Available records:

════════════════

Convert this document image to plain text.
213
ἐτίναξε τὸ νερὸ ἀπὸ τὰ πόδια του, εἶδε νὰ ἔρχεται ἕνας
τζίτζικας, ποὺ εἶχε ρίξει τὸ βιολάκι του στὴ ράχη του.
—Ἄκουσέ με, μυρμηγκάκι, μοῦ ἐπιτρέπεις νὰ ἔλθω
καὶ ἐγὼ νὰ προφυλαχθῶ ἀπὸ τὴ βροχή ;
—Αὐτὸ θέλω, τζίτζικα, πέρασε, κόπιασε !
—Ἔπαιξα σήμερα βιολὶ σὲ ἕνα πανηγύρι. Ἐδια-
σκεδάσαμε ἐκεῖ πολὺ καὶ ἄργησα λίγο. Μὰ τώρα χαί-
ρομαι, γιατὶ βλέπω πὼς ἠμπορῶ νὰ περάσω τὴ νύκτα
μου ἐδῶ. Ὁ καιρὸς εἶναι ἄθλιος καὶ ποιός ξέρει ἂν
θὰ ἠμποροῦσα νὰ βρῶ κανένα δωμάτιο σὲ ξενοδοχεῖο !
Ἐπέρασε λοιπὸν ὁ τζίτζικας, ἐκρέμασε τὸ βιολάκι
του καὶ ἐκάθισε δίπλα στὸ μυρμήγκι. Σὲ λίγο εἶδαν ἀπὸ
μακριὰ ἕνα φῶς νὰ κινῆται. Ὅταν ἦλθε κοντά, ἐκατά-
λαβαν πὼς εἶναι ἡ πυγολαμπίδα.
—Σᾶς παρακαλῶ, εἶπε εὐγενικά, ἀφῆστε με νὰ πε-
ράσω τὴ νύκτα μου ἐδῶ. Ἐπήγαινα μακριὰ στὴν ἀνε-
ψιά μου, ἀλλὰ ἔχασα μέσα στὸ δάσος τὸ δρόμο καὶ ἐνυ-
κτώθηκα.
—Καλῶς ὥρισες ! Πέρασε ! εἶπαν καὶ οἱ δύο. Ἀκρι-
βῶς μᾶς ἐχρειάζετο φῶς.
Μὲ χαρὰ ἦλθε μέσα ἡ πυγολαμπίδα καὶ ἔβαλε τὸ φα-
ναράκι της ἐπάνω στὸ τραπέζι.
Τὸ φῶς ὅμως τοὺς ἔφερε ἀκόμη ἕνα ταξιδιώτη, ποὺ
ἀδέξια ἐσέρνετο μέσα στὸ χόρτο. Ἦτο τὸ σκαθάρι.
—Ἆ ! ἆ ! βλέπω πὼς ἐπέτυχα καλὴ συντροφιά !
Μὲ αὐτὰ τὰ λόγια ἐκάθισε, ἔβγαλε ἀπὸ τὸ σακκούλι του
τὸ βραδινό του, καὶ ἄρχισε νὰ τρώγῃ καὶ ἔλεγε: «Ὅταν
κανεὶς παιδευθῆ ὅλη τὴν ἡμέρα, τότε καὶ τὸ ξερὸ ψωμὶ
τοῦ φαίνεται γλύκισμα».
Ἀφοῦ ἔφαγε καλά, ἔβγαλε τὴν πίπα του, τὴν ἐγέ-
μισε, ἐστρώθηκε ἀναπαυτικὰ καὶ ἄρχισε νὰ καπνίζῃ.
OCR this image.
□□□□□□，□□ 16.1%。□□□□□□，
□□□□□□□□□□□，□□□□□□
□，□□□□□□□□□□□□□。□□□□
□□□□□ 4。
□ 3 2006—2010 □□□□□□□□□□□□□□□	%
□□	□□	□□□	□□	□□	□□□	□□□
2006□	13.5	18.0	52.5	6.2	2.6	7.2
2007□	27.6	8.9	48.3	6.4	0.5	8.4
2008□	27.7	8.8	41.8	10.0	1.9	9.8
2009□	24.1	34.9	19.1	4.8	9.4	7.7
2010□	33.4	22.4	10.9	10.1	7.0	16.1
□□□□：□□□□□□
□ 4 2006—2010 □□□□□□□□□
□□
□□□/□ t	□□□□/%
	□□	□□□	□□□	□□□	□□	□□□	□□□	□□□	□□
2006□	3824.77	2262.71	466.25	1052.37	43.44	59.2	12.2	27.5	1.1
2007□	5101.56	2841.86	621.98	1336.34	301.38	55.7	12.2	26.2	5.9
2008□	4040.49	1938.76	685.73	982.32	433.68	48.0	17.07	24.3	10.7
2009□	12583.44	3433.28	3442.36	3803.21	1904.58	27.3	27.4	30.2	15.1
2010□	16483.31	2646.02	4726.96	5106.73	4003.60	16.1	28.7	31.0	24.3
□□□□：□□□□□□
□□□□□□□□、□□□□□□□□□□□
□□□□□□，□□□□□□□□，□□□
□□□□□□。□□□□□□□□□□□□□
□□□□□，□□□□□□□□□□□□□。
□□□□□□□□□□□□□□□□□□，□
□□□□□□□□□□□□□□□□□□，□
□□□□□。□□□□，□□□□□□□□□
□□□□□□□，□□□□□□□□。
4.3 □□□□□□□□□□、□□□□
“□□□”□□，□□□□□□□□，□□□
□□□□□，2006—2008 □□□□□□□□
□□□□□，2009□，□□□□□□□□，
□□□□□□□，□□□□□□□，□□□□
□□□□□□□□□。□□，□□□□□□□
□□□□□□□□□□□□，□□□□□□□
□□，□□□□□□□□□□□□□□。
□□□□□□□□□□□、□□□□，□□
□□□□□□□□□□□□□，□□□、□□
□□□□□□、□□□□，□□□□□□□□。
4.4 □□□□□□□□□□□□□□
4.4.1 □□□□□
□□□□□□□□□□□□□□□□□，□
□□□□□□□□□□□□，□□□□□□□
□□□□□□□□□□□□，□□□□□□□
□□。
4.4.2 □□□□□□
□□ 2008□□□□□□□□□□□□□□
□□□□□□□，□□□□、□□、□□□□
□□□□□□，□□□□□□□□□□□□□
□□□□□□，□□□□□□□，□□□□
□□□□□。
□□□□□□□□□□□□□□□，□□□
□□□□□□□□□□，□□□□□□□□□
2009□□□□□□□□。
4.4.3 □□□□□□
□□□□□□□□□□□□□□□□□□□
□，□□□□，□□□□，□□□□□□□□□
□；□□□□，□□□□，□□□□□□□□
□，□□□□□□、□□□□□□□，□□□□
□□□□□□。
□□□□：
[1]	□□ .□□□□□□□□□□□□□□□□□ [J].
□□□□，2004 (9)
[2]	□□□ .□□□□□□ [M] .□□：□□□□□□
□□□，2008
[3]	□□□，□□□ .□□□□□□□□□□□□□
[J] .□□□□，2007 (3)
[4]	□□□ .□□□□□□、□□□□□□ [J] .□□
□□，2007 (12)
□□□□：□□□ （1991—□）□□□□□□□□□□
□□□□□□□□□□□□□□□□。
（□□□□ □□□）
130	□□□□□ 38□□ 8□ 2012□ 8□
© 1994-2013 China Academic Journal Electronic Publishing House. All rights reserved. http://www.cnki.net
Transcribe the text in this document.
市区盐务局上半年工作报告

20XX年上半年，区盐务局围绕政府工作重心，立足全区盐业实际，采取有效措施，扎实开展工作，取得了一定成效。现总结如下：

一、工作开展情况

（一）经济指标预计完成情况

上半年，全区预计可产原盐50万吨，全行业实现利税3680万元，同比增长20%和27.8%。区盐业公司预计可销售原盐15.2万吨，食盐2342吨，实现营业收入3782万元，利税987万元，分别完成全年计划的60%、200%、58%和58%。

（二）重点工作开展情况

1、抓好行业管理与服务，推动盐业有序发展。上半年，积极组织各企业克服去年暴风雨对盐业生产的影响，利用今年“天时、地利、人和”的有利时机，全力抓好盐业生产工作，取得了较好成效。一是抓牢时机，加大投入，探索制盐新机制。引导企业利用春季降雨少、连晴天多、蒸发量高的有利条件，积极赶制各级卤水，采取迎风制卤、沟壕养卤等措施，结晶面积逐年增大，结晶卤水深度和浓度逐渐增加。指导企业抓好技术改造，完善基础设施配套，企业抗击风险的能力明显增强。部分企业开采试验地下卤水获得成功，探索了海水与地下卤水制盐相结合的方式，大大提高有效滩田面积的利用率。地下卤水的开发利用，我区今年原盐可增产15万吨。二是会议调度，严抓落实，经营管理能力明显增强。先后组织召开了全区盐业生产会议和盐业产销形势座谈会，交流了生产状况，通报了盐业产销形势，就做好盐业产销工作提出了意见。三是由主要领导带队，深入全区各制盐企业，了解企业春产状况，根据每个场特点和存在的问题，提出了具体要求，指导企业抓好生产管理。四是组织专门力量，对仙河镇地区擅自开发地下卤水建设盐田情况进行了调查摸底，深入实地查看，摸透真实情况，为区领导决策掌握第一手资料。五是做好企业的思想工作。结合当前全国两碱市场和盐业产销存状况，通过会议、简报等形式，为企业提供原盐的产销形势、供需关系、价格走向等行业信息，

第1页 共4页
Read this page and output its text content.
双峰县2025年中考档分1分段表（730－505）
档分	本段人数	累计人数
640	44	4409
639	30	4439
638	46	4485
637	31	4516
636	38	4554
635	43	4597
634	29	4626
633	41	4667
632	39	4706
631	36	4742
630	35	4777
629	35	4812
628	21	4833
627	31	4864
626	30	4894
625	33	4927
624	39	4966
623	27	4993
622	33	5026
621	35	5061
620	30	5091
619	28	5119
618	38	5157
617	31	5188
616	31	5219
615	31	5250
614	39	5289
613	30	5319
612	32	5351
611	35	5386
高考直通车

════════════════

Aim:
Print exactly the lines above, starting at the line that contains "Read this page and output its text content." and ending with the last line of the records, both included.

Response for this exercise:
Read this page and output its text content.
双峰县2025年中考档分1分段表（730－505）
档分	本段人数	累计人数
640	44	4409
639	30	4439
638	46	4485
637	31	4516
636	38	4554
635	43	4597
634	29	4626
633	41	4667
632	39	4706
631	36	4742
630	35	4777
629	35	4812
628	21	4833
627	31	4864
626	30	4894
625	33	4927
624	39	4966
623	27	4993
622	33	5026
621	35	5061
620	30	5091
619	28	5119
618	38	5157
617	31	5188
616	31	5219
615	31	5250
614	39	5289
613	30	5319
612	32	5351
611	35	5386
高考直通车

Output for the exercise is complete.